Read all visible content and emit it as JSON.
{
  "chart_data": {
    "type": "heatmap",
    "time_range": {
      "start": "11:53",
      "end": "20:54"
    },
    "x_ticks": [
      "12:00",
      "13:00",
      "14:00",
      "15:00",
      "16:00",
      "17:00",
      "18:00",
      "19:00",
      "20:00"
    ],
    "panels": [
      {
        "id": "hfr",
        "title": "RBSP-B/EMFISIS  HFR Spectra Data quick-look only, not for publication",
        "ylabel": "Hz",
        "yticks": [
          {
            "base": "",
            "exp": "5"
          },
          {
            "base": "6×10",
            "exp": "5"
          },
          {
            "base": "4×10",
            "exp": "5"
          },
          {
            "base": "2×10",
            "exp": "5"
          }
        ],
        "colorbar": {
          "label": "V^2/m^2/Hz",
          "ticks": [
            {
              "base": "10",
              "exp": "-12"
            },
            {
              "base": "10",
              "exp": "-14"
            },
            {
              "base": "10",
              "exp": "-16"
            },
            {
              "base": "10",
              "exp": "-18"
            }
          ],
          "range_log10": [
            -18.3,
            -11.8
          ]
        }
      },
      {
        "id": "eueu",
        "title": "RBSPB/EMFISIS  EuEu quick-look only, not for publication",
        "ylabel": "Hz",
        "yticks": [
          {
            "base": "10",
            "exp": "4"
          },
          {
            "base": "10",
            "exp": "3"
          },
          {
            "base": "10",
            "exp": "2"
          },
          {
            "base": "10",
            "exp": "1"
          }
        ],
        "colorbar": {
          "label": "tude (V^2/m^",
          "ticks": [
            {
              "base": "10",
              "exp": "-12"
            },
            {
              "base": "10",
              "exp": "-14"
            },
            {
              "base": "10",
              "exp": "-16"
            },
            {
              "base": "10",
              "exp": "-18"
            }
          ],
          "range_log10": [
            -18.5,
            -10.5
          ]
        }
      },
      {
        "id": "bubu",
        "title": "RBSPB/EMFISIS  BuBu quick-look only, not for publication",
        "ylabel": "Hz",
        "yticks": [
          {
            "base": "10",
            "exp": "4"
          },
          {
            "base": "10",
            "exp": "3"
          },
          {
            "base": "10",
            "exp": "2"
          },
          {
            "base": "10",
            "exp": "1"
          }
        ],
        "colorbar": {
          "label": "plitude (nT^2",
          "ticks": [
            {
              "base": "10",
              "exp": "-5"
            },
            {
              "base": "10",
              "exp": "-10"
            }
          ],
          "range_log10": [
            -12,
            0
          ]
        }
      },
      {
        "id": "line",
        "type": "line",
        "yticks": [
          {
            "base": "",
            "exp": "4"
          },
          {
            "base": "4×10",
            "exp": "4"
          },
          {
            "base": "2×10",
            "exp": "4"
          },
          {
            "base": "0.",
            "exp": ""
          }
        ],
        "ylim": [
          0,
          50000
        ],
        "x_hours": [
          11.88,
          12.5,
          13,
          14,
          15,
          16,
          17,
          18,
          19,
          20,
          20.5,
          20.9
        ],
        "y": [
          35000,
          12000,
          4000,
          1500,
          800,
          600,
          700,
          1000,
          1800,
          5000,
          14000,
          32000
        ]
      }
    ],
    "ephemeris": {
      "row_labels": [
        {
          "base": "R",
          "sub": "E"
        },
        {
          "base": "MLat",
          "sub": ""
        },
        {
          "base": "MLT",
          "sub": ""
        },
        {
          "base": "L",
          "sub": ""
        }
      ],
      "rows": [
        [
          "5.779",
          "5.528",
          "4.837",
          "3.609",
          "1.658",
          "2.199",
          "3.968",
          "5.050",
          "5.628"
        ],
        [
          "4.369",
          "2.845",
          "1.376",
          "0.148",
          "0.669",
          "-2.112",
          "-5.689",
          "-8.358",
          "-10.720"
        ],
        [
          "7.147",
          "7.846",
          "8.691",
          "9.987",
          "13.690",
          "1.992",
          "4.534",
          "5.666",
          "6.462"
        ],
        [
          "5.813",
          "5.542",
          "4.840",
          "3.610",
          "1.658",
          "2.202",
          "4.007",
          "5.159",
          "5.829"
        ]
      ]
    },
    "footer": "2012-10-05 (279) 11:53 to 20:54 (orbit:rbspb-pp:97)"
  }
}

★ ★ ★ ★

**Your task**
Collect each line holding the string "title".

**Expected output**
        "title": "RBSP-B/EMFISIS  HFR Spectra Data quick-look only, not for publication",
        "title": "RBSPB/EMFISIS  EuEu quick-look only, not for publication",
        "title": "RBSPB/EMFISIS  BuBu quick-look only, not for publication",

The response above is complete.